Data extracted from a collection:
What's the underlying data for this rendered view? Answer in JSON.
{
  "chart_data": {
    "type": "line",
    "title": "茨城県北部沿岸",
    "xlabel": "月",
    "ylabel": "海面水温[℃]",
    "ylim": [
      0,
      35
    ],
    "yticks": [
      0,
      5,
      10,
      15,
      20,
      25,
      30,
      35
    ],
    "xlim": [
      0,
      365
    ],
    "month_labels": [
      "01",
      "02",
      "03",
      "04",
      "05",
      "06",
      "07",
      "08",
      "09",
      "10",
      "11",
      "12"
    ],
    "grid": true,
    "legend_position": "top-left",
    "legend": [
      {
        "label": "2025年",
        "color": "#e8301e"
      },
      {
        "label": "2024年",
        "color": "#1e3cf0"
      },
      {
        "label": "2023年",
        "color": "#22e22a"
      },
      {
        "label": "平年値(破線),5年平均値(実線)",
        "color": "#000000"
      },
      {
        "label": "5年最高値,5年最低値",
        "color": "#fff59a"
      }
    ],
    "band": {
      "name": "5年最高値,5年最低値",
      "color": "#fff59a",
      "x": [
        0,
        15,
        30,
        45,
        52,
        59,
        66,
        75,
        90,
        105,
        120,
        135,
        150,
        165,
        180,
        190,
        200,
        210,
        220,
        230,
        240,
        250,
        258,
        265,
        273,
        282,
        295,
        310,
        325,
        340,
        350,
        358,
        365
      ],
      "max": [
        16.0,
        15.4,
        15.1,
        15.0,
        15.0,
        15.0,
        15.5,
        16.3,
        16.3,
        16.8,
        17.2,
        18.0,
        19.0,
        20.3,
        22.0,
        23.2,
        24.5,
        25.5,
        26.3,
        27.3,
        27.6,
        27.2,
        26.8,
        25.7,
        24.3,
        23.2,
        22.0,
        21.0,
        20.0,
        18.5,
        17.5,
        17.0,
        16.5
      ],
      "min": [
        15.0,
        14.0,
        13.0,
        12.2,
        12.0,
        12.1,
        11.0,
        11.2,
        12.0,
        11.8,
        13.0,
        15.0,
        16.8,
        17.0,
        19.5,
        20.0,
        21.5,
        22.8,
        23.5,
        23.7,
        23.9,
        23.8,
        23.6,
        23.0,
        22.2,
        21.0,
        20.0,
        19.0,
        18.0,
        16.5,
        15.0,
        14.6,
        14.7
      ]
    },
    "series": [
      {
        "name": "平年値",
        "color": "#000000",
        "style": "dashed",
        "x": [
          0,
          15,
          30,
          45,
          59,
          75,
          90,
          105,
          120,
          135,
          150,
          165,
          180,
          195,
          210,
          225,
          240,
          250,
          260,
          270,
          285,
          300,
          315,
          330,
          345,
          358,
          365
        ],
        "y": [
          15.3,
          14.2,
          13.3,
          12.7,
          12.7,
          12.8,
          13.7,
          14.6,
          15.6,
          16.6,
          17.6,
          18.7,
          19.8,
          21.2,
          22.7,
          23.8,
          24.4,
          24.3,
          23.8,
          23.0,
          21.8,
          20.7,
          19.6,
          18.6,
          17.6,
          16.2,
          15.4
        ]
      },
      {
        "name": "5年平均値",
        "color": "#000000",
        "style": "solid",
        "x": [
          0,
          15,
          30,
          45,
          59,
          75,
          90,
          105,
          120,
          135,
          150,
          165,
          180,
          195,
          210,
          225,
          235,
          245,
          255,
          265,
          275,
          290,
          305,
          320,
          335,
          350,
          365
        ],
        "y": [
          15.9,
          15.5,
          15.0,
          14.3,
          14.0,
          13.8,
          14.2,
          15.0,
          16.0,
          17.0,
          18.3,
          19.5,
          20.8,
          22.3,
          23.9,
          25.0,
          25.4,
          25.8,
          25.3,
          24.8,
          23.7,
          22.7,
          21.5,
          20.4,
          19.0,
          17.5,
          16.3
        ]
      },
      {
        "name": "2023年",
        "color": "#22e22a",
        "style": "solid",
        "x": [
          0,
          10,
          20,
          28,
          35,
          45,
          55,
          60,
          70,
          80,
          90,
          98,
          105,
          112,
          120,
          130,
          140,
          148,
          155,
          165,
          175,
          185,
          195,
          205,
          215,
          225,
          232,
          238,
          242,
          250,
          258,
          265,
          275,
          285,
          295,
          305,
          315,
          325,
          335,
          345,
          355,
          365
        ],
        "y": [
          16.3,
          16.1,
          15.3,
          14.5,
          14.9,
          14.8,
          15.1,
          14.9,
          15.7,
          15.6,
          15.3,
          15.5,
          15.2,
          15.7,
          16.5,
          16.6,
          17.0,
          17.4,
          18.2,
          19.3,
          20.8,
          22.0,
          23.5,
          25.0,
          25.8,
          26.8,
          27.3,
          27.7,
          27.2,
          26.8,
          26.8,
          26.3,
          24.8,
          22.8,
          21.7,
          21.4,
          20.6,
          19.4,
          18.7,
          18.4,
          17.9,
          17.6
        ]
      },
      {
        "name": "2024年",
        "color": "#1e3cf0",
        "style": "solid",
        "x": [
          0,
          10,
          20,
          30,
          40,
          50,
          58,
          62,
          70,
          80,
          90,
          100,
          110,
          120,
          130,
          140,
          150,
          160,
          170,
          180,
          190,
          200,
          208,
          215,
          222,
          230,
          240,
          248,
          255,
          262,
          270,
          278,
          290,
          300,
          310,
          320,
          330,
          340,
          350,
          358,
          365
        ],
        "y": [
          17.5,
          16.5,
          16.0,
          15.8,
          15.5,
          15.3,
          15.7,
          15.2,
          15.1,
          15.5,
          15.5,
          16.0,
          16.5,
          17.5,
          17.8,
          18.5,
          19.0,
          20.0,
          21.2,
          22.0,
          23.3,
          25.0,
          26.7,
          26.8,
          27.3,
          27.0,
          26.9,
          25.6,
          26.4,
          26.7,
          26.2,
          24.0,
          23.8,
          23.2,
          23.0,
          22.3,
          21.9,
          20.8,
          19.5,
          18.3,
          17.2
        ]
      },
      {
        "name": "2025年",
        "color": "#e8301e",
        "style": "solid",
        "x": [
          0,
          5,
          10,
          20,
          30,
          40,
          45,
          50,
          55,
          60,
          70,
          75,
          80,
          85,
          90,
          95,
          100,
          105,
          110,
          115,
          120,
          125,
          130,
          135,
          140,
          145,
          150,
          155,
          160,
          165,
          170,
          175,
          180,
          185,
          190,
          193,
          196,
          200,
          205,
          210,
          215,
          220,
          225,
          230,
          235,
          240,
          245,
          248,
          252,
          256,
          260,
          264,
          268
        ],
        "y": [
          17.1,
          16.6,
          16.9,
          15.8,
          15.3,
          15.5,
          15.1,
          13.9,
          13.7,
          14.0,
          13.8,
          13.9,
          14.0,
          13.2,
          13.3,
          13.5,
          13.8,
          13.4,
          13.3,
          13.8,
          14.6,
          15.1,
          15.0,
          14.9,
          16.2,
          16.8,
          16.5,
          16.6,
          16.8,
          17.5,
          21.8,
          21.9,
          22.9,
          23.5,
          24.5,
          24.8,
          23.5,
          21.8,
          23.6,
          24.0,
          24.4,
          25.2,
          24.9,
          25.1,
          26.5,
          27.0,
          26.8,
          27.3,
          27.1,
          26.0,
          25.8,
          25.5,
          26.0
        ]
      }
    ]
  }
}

[EXERCISE] Please restate the whole listing word for word.

[EXERCISE SOLUTION]
What's the underlying data for this rendered view? Answer in JSON.
{
  "chart_data": {
    "type": "line",
    "title": "茨城県北部沿岸",
    "xlabel": "月",
    "ylabel": "海面水温[℃]",
    "ylim": [
      0,
      35
    ],
    "yticks": [
      0,
      5,
      10,
      15,
      20,
      25,
      30,
      35
    ],
    "xlim": [
      0,
      365
    ],
    "month_labels": [
      "01",
      "02",
      "03",
      "04",
      "05",
      "06",
      "07",
      "08",
      "09",
      "10",
      "11",
      "12"
    ],
    "grid": true,
    "legend_position": "top-left",
    "legend": [
      {
        "label": "2025年",
        "color": "#e8301e"
      },
      {
        "label": "2024年",
        "color": "#1e3cf0"
      },
      {
        "label": "2023年",
        "color": "#22e22a"
      },
      {
        "label": "平年値(破線),5年平均値(実線)",
        "color": "#000000"
      },
      {
        "label": "5年最高値,5年最低値",
        "color": "#fff59a"
      }
    ],
    "band": {
      "name": "5年最高値,5年最低値",
      "color": "#fff59a",
      "x": [
        0,
        15,
        30,
        45,
        52,
        59,
        66,
        75,
        90,
        105,
        120,
        135,
        150,
        165,
        180,
        190,
        200,
        210,
        220,
        230,
        240,
        250,
        258,
        265,
        273,
        282,
        295,
        310,
        325,
        340,
        350,
        358,
        365
      ],
      "max": [
        16.0,
        15.4,
        15.1,
        15.0,
        15.0,
        15.0,
        15.5,
        16.3,
        16.3,
        16.8,
        17.2,
        18.0,
        19.0,
        20.3,
        22.0,
        23.2,
        24.5,
        25.5,
        26.3,
        27.3,
        27.6,
        27.2,
        26.8,
        25.7,
        24.3,
        23.2,
        22.0,
        21.0,
        20.0,
        18.5,
        17.5,
        17.0,
        16.5
      ],
      "min": [
        15.0,
        14.0,
        13.0,
        12.2,
        12.0,
        12.1,
        11.0,
        11.2,
        12.0,
        11.8,
        13.0,
        15.0,
        16.8,
        17.0,
        19.5,
        20.0,
        21.5,
        22.8,
        23.5,
        23.7,
        23.9,
        23.8,
        23.6,
        23.0,
        22.2,
        21.0,
        20.0,
        19.0,
        18.0,
        16.5,
        15.0,
        14.6,
        14.7
      ]
    },
    "series": [
      {
        "name": "平年値",
        "color": "#000000",
        "style": "dashed",
        "x": [
          0,
          15,
          30,
          45,
          59,
          75,
          90,
          105,
          120,
          135,
          150,
          165,
          180,
          195,
          210,
          225,
          240,
          250,
          260,
          270,
          285,
          300,
          315,
          330,
          345,
          358,
          365
        ],
        "y": [
          15.3,
          14.2,
          13.3,
          12.7,
          12.7,
          12.8,
          13.7,
          14.6,
          15.6,
          16.6,
          17.6,
          18.7,
          19.8,
          21.2,
          22.7,
          23.8,
          24.4,
          24.3,
          23.8,
          23.0,
          21.8,
          20.7,
          19.6,
          18.6,
          17.6,
          16.2,
          15.4
        ]
      },
      {
        "name": "5年平均値",
        "color": "#000000",
        "style": "solid",
        "x": [
          0,
          15,
          30,
          45,
          59,
          75,
          90,
          105,
          120,
          135,
          150,
          165,
          180,
          195,
          210,
          225,
          235,
          245,
          255,
          265,
          275,
          290,
          305,
          320,
          335,
          350,
          365
        ],
        "y": [
          15.9,
          15.5,
          15.0,
          14.3,
          14.0,
          13.8,
          14.2,
          15.0,
          16.0,
          17.0,
          18.3,
          19.5,
          20.8,
          22.3,
          23.9,
          25.0,
          25.4,
          25.8,
          25.3,
          24.8,
          23.7,
          22.7,
          21.5,
          20.4,
          19.0,
          17.5,
          16.3
        ]
      },
      {
        "name": "2023年",
        "color": "#22e22a",
        "style": "solid",
        "x": [
          0,
          10,
          20,
          28,
          35,
          45,
          55,
          60,
          70,
          80,
          90,
          98,
          105,
          112,
          120,
          130,
          140,
          148,
          155,
          165,
          175,
          185,
          195,
          205,
          215,
          225,
          232,
          238,
          242,
          250,
          258,
          265,
          275,
          285,
          295,
          305,
          315,
          325,
          335,
          345,
          355,
          365
        ],
        "y": [
          16.3,
          16.1,
          15.3,
          14.5,
          14.9,
          14.8,
          15.1,
          14.9,
          15.7,
          15.6,
          15.3,
          15.5,
          15.2,
          15.7,
          16.5,
          16.6,
          17.0,
          17.4,
          18.2,
          19.3,
          20.8,
          22.0,
          23.5,
          25.0,
          25.8,
          26.8,
          27.3,
          27.7,
          27.2,
          26.8,
          26.8,
          26.3,
          24.8,
          22.8,
          21.7,
          21.4,
          20.6,
          19.4,
          18.7,
          18.4,
          17.9,
          17.6
        ]
      },
      {
        "name": "2024年",
        "color": "#1e3cf0",
        "style": "solid",
        "x": [
          0,
          10,
          20,
          30,
          40,
          50,
          58,
          62,
          70,
          80,
          90,
          100,
          110,
          120,
          130,
          140,
          150,
          160,
          170,
          180,
          190,
          200,
          208,
          215,
          222,
          230,
          240,
          248,
          255,
          262,
          270,
          278,
          290,
          300,
          310,
          320,
          330,
          340,
          350,
          358,
          365
        ],
        "y": [
          17.5,
          16.5,
          16.0,
          15.8,
          15.5,
          15.3,
          15.7,
          15.2,
          15.1,
          15.5,
          15.5,
          16.0,
          16.5,
          17.5,
          17.8,
          18.5,
          19.0,
          20.0,
          21.2,
          22.0,
          23.3,
          25.0,
          26.7,
          26.8,
          27.3,
          27.0,
          26.9,
          25.6,
          26.4,
          26.7,
          26.2,
          24.0,
          23.8,
          23.2,
          23.0,
          22.3,
          21.9,
          20.8,
          19.5,
          18.3,
          17.2
        ]
      },
      {
        "name": "2025年",
        "color": "#e8301e",
        "style": "solid",
        "x": [
          0,
          5,
          10,
          20,
          30,
          40,
          45,
          50,
          55,
          60,
          70,
          75,
          80,
          85,
          90,
          95,
          100,
          105,
          110,
          115,
          120,
          125,
          130,
          135,
          140,
          145,
          150,
          155,
          160,
          165,
          170,
          175,
          180,
          185,
          190,
          193,
          196,
          200,
          205,
          210,
          215,
          220,
          225,
          230,
          235,
          240,
          245,
          248,
          252,
          256,
          260,
          264,
          268
        ],
        "y": [
          17.1,
          16.6,
          16.9,
          15.8,
          15.3,
          15.5,
          15.1,
          13.9,
          13.7,
          14.0,
          13.8,
          13.9,
          14.0,
          13.2,
          13.3,
          13.5,
          13.8,
          13.4,
          13.3,
          13.8,
          14.6,
          15.1,
          15.0,
          14.9,
          16.2,
          16.8,
          16.5,
          16.6,
          16.8,
          17.5,
          21.8,
          21.9,
          22.9,
          23.5,
          24.5,
          24.8,
          23.5,
          21.8,
          23.6,
          24.0,
          24.4,
          25.2,
          24.9,
          25.1,
          26.5,
          27.0,
          26.8,
          27.3,
          27.1,
          26.0,
          25.8,
          25.5,
          26.0
        ]
      }
    ]
  }
}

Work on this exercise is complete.